→ Exercice court a
Dans l'extrait sur la rétention administrative, relevez tous les moyens réunis que la cour examine au sujet de la régularité de la procédure antérieure au placement en rétention.

→ Texte à lire

Sur la recevabilité de la requête en prolongation - l'incompétence de l'auteur de l'acte

M. [I] [E] fait valoir que la requête qui a saisi la juridiction d'une demande de prolongation de la rétention administrative a été signée par Mme [T] [H] qui ne détient une délégation de compétence, selon l'acte transmis, qu'en cas d'empêchement simultané de Mme [O] [M].

Il résulte des dispositions de l'article R. 743-2 du code de l'entrée et du séjour des étrangers et du droit d'asile qu'à peine d'irrecevabilité, la requête est motivée, datée et signée, selon le cas, par l'étranger ou son représentant ou par l'autorité administrative qui a ordonné le placement en rétention.

Lorsque la requête est formée par l'autorité administrative, elle est accompagnée de toutes pièces justificatives utiles, notamment une copie du registre prévu à l'article L. 744-2.

Il appartient au juge judiciaire de vérifier la régularité de l'acte qui le saisit, y compris au regard de la qualité du signataire de la requête et de vérifier si les délégations de signature couvrent la compétence spécifique de la signature des actes tels qu'une requête de prolongation de la rétention.

Il ressort de l'arrêté préfectoral du 30 janvier 2023 portant délégation de signature, lequel est joint à la requête en prolongation, que l'intéressée avait délégation de signature du préfet, sans qu'il y ait lieu à vérifier un quelconque empêchement puisque cette compétence n'est pas subsidiaire mais relève d'une délégation préalable, l'apposition de sa signature sur ladite requête présupposant l'empêchement des autres personnes ayant délégation par préférence, le retenu ne rapportant pas la preuve contraire ainsi que cela lui incombe en application de l'article 9 du code de procédure civile.

Sur la régularité de la procédure antérieure au placement en rétention

Sur les moyens réunis tirés de l'information tardive du parquet de la mesure de garde à vue, du non-respect du droit de consulter un médecin en garde à vue, de l'absence de recueil d'observations en vue de la prolongation de la garde à vue, l'absence d'attestation de conformité de signature électronique des procès-verbaux

Il convient de considérer que c'est par une analyse circonstanciée et des motifs particulièrement pertinents qu'il y a lieu d'adopter que le premier juge a statué sur les moyens de nullité soulevés devant lui et repris devant la cour, l'ordonnance étant confirmée sur ces points.

→ Données présentées
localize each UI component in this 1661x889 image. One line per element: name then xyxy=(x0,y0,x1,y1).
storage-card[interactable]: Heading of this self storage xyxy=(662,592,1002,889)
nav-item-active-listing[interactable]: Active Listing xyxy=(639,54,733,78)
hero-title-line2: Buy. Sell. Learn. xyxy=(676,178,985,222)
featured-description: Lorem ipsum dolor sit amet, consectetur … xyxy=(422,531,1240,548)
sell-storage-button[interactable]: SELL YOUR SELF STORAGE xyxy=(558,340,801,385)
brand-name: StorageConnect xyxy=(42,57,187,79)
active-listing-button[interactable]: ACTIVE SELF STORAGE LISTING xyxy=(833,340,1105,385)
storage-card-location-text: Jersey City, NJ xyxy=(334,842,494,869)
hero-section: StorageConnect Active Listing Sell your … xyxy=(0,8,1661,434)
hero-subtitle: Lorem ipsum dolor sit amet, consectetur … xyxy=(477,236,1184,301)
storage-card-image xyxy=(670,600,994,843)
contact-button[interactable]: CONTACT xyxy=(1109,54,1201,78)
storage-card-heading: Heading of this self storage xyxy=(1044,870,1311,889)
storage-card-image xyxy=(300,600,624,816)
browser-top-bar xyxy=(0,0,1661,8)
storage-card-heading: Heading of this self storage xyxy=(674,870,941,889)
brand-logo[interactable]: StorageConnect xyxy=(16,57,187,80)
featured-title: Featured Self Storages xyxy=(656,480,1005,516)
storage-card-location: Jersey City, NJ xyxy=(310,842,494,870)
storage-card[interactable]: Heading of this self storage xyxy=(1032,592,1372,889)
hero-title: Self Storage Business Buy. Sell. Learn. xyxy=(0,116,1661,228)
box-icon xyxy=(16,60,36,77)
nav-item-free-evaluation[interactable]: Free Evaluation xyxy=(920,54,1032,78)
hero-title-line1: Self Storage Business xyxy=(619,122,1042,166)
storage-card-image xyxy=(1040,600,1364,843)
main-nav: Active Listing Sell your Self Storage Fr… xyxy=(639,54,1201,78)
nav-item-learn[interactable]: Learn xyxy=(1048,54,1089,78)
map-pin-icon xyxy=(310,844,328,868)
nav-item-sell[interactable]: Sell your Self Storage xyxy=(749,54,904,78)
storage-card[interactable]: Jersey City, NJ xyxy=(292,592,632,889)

→ Exercice court b
Repérez dans les enregistrements chaque ligne contenant la chaîne "Lorem", en tenant compte de la casse.

→ Corrigé détaillé a
- l'information tardive du parquet de la mesure de garde à vue
- le non-respect du droit de consulter un médecin en garde à vue
- l'absence de recueil d'observations en vue de la prolongation de la garde à vue
- l'absence d'attestation de conformité de signature électronique des procès-verbaux

→ Corrigé détaillé b
featured-description: Lorem ipsum dolor sit amet, consectetur … xyxy=(422,531,1240,548)
hero-subtitle: Lorem ipsum dolor sit amet, consectetur … xyxy=(477,236,1184,301)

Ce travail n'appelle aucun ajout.